# GOAL OF THE EXERCISE
Look through the listing and locate every line containing the word "name"; copy those lines.

----- SUPPLIED DATA -----

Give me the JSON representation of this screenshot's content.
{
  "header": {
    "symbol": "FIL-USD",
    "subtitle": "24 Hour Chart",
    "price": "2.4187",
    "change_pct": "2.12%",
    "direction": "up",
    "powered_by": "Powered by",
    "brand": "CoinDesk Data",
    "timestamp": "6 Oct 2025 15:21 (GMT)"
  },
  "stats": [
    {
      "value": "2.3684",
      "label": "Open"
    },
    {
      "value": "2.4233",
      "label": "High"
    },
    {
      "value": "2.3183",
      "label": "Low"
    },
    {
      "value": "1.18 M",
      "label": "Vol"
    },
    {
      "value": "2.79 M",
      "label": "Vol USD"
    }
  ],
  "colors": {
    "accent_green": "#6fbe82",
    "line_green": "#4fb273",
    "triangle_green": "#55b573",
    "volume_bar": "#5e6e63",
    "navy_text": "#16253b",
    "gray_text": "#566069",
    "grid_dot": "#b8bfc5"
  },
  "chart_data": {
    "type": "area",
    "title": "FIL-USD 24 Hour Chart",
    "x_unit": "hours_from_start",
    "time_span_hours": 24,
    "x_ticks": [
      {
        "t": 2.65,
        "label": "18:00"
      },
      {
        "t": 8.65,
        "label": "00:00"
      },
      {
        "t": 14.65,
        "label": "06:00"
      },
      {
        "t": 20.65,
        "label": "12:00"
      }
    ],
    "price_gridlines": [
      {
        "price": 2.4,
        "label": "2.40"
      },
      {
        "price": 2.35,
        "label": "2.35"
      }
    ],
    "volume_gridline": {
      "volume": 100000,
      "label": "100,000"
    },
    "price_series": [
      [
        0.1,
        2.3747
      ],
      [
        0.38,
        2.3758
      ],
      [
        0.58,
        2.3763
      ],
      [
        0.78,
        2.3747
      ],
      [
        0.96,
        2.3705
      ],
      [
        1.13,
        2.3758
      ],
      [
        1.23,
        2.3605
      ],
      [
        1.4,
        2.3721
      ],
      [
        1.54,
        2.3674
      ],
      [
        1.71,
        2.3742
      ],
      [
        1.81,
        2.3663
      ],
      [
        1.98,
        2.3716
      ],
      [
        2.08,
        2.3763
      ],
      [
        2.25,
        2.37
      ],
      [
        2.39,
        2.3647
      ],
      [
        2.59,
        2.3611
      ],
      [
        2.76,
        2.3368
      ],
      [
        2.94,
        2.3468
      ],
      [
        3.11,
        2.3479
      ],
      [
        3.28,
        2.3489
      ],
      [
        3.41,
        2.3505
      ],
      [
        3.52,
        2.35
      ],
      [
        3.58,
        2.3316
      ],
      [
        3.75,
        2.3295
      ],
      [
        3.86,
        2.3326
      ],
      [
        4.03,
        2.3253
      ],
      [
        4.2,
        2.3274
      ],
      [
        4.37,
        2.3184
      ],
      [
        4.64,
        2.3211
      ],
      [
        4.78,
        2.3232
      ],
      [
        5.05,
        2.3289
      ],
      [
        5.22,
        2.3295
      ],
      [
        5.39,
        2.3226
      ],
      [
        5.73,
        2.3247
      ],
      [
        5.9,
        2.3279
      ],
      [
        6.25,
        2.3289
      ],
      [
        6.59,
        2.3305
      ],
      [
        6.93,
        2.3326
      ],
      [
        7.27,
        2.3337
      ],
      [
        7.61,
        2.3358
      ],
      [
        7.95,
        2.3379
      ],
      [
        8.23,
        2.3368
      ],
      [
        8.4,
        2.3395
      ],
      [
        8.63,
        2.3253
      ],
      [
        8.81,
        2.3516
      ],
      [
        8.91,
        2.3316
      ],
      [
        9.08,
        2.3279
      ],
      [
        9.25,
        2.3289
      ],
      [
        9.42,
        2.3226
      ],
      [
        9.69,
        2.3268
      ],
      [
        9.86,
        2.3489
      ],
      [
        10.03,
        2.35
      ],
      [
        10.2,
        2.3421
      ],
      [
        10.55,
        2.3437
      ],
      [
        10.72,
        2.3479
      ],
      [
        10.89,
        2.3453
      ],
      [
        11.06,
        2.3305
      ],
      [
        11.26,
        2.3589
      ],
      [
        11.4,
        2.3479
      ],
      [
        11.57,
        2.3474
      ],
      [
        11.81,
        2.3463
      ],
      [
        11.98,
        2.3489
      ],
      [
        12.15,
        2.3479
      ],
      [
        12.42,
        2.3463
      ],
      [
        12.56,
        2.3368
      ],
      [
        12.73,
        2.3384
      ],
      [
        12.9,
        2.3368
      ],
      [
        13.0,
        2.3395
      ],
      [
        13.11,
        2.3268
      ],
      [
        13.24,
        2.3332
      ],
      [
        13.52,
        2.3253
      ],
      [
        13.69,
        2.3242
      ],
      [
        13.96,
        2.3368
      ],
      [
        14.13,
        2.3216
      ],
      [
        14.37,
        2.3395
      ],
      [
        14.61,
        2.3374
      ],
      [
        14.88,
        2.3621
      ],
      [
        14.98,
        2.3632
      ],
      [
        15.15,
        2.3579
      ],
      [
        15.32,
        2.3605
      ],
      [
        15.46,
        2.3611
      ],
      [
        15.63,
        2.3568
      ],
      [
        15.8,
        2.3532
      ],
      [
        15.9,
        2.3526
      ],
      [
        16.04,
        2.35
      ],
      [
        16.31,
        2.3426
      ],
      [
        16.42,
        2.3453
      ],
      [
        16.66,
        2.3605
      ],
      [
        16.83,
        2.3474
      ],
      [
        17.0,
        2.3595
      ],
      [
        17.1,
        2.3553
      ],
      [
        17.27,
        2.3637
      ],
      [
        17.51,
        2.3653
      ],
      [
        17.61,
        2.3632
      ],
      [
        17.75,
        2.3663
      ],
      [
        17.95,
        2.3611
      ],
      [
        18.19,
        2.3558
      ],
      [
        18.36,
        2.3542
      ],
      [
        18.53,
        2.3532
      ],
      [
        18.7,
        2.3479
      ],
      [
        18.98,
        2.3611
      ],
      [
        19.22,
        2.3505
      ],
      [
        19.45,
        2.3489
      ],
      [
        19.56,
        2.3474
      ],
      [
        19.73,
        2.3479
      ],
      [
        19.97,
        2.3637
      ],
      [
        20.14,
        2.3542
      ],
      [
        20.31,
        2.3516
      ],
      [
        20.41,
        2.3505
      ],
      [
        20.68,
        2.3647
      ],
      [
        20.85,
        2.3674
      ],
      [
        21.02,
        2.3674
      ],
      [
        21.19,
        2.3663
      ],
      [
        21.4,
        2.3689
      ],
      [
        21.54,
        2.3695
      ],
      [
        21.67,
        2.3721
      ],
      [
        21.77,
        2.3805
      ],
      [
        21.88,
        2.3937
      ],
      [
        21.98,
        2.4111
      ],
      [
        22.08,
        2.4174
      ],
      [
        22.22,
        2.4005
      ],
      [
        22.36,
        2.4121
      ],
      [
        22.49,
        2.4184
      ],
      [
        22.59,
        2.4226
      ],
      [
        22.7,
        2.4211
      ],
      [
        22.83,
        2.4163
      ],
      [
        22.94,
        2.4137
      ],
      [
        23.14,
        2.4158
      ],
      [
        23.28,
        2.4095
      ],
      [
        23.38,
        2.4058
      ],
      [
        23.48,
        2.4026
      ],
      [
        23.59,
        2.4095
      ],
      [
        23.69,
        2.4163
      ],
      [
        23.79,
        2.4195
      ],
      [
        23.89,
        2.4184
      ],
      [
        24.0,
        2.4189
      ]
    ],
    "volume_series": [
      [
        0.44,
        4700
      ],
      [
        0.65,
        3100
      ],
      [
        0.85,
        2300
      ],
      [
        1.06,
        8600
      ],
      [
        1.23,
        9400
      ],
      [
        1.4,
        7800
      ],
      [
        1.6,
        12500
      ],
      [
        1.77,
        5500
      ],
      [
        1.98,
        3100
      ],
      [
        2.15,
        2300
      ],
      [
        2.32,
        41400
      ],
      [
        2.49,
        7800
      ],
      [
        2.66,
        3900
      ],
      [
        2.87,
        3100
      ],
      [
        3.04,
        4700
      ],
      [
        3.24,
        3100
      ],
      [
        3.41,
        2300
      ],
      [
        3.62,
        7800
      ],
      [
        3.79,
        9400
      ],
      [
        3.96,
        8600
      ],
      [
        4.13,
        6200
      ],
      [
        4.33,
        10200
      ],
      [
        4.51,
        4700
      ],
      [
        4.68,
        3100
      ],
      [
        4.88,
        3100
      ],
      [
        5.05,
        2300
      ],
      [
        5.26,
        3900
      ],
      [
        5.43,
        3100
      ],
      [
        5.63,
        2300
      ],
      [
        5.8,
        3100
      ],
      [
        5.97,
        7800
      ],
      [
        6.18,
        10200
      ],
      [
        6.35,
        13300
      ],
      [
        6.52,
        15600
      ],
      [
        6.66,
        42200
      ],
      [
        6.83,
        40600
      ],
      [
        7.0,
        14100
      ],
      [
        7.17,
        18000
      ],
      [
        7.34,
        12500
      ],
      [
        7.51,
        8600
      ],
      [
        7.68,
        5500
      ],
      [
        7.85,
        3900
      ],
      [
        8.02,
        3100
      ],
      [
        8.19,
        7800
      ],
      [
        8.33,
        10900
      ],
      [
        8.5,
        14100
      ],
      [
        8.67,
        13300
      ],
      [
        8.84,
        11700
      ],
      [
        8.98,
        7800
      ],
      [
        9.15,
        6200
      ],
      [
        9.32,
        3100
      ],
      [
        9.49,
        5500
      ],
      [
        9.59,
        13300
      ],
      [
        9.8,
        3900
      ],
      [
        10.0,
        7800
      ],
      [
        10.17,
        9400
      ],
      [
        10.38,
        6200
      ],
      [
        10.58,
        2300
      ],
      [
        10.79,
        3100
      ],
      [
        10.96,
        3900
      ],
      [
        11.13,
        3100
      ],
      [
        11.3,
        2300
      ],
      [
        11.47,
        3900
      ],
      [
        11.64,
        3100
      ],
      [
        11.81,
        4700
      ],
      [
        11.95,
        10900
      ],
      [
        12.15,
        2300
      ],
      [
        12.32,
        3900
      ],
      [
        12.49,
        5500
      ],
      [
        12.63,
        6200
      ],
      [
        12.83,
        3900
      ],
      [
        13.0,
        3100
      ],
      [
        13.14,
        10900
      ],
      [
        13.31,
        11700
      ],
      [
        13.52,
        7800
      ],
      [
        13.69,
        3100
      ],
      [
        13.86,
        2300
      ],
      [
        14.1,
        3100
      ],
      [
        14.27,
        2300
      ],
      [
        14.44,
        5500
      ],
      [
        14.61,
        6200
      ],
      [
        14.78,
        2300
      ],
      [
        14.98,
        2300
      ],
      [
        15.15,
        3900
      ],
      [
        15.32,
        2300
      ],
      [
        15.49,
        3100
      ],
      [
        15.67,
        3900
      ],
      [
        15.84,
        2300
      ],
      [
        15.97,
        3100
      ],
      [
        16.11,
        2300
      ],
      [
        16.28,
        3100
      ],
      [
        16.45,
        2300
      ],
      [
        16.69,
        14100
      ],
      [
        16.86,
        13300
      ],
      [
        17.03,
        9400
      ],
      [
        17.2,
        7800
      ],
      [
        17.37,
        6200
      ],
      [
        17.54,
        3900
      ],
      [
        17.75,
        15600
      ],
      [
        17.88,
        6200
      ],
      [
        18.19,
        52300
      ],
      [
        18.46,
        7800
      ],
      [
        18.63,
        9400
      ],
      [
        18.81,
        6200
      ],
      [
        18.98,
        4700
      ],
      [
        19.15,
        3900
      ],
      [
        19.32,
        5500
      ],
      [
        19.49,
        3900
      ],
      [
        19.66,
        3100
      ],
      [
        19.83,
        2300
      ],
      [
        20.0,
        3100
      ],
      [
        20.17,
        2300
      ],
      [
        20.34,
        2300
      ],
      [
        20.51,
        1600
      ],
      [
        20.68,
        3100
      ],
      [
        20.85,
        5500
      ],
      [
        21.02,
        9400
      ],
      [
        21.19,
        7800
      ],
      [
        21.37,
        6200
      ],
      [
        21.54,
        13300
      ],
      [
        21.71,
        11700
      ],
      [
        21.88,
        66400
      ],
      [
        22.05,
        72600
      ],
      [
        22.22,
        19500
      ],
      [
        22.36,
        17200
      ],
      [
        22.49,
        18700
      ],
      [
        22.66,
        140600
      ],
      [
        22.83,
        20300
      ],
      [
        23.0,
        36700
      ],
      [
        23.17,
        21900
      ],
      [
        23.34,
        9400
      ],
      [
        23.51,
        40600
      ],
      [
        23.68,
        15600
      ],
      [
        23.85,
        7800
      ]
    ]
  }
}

-----
----- SUPPLIED DATA -----

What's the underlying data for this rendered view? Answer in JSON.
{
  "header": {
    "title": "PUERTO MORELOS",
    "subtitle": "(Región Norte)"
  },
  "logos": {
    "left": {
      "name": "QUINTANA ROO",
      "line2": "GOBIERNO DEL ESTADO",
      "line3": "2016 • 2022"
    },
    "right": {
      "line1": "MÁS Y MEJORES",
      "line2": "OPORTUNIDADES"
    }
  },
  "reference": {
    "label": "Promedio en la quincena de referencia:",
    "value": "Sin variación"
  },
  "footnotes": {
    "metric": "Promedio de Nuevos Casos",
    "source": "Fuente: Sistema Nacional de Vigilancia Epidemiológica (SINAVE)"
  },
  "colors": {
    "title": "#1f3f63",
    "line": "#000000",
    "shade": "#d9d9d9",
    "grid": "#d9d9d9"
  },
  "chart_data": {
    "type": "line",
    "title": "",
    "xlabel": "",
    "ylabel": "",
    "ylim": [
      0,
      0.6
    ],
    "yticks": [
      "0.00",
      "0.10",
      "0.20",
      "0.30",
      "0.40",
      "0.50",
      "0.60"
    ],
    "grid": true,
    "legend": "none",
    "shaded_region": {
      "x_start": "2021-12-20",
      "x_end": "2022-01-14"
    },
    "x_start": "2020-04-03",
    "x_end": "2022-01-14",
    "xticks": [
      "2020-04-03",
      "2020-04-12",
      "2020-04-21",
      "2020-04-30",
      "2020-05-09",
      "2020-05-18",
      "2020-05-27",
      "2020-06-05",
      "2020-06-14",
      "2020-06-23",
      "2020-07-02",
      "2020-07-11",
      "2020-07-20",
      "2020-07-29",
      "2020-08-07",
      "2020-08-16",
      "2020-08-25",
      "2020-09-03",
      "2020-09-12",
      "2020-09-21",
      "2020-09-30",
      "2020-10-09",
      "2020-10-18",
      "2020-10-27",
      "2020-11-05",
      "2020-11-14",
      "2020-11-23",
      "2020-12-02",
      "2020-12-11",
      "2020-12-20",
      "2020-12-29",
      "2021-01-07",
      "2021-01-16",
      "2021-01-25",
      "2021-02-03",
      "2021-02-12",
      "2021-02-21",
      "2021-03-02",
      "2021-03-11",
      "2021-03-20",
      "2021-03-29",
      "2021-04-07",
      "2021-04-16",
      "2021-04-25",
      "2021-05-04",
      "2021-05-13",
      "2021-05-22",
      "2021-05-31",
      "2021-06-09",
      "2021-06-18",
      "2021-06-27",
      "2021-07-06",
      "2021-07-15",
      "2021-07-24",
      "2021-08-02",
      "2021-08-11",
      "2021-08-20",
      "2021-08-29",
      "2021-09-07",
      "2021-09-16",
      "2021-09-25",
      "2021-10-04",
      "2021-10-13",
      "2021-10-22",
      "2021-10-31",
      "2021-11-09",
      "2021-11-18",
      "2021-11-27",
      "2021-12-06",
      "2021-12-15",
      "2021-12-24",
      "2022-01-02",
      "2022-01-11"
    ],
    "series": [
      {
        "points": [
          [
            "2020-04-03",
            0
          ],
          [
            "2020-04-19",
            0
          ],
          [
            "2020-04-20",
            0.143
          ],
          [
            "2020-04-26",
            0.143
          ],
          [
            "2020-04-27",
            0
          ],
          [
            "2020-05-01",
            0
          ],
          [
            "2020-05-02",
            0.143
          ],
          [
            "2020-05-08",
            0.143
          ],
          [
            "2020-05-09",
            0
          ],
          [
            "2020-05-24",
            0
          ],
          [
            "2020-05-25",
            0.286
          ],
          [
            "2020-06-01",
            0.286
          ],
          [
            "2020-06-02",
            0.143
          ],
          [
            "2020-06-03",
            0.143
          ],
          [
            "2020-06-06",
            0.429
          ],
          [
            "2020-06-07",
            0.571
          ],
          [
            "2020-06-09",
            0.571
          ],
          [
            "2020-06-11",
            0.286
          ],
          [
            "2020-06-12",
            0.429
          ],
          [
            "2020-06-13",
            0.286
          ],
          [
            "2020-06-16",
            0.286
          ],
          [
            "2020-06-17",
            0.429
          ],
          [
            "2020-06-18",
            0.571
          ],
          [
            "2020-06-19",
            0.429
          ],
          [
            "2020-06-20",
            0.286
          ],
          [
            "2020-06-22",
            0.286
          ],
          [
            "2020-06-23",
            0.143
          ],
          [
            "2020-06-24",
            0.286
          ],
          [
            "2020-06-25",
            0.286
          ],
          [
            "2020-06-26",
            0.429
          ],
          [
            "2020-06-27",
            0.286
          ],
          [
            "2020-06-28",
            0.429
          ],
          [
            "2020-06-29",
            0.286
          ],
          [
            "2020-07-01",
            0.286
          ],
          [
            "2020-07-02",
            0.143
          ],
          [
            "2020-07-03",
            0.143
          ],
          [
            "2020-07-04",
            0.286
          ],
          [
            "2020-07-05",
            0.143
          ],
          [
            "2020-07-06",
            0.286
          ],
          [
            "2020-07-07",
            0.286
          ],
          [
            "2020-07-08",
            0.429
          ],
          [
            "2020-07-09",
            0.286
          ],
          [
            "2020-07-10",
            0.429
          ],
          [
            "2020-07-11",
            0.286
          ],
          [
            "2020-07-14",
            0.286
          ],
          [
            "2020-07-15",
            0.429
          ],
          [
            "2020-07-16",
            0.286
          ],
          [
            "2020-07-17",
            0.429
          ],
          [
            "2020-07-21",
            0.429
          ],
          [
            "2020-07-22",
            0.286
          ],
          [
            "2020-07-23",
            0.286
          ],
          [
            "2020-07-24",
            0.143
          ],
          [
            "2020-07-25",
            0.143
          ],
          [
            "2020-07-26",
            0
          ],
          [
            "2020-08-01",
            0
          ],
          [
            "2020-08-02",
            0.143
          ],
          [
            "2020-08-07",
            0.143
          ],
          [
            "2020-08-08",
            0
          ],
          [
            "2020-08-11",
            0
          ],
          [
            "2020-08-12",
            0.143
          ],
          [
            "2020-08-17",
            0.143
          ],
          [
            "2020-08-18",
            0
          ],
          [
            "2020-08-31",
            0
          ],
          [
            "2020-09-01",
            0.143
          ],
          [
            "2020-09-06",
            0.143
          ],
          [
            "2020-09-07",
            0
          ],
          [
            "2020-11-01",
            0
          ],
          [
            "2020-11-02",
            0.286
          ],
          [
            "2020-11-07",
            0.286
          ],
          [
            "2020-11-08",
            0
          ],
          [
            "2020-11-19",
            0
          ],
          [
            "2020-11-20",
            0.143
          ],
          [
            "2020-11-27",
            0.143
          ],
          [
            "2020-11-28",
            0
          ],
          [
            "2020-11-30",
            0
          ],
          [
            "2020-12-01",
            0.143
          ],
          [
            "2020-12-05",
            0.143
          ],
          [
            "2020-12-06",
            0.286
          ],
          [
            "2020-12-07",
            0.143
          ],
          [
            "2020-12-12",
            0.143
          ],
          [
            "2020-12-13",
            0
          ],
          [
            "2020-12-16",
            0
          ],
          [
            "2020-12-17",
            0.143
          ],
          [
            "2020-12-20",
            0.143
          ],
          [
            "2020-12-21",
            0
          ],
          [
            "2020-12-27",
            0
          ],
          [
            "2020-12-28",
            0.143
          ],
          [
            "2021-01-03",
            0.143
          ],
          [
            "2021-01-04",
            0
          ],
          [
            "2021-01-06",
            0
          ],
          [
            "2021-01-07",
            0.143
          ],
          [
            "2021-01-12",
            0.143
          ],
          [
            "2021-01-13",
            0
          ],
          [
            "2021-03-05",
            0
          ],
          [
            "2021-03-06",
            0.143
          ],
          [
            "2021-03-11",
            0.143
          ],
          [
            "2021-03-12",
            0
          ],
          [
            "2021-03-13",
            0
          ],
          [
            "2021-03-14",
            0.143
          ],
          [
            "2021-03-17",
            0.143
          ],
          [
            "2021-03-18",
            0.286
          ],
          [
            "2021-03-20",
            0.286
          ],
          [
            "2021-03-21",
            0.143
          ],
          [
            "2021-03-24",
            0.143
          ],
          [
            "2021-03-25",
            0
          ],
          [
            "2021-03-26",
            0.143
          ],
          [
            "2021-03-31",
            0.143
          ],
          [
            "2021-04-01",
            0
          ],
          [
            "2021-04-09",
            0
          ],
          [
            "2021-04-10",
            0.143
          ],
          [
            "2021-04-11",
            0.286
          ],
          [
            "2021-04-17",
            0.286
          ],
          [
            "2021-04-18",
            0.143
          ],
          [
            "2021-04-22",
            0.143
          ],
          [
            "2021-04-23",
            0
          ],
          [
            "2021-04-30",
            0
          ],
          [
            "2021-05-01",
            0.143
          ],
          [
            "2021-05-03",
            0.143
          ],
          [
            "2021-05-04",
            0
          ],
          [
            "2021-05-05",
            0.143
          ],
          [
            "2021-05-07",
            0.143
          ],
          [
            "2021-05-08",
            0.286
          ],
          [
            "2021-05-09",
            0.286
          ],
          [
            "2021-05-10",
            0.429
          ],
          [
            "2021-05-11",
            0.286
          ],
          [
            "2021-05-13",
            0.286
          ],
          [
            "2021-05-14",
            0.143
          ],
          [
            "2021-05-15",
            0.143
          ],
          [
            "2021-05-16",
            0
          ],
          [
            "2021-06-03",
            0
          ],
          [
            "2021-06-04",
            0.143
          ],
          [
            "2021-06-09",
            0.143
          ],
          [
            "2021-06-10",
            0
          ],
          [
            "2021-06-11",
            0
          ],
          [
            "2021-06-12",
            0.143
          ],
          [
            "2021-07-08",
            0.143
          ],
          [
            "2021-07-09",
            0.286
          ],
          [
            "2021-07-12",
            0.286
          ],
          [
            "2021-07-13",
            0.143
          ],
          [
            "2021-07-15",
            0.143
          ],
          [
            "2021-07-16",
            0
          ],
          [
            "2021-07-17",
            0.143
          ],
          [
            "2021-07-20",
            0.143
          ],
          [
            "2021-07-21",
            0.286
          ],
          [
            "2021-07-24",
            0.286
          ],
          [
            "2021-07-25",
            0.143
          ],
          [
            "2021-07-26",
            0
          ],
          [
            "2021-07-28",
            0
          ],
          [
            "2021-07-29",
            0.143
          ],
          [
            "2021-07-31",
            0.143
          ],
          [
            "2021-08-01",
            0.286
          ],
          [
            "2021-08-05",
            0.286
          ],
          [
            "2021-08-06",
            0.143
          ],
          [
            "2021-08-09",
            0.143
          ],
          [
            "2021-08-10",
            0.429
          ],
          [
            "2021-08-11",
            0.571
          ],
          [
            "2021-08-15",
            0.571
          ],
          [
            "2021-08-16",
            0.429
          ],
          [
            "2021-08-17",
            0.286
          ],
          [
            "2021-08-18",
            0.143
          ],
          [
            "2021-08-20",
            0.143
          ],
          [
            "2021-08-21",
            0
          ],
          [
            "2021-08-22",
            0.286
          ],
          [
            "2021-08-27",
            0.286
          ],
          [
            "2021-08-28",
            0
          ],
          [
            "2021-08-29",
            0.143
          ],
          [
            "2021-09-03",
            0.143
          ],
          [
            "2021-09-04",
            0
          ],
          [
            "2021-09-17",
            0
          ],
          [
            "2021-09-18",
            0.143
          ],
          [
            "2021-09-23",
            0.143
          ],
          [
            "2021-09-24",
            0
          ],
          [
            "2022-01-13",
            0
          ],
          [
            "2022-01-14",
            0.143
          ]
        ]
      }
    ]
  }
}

-----
----- SUPPLIED DATA -----

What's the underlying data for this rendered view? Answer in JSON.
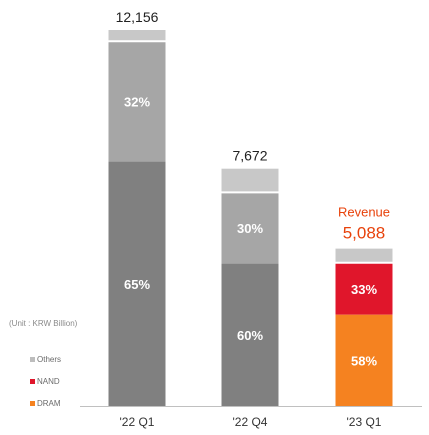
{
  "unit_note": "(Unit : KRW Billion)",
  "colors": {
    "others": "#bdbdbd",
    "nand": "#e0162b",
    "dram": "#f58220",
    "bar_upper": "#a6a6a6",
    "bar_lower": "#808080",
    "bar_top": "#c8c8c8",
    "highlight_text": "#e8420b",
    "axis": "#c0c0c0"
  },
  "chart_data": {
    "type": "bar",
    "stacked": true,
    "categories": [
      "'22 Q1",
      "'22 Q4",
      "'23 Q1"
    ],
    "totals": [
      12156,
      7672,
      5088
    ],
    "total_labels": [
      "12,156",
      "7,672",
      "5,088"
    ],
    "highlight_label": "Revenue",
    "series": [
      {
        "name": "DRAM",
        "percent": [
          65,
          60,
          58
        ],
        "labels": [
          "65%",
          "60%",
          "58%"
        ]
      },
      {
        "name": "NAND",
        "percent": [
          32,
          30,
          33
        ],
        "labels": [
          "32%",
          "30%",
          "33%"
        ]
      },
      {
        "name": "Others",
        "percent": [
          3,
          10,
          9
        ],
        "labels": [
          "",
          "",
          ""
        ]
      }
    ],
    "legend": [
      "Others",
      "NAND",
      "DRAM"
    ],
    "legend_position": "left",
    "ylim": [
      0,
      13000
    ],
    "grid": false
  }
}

-----

# TASK ANSWER
      "name": "QUINTANA ROO",
        "name": "DRAM",
        "name": "NAND",
        "name": "Others",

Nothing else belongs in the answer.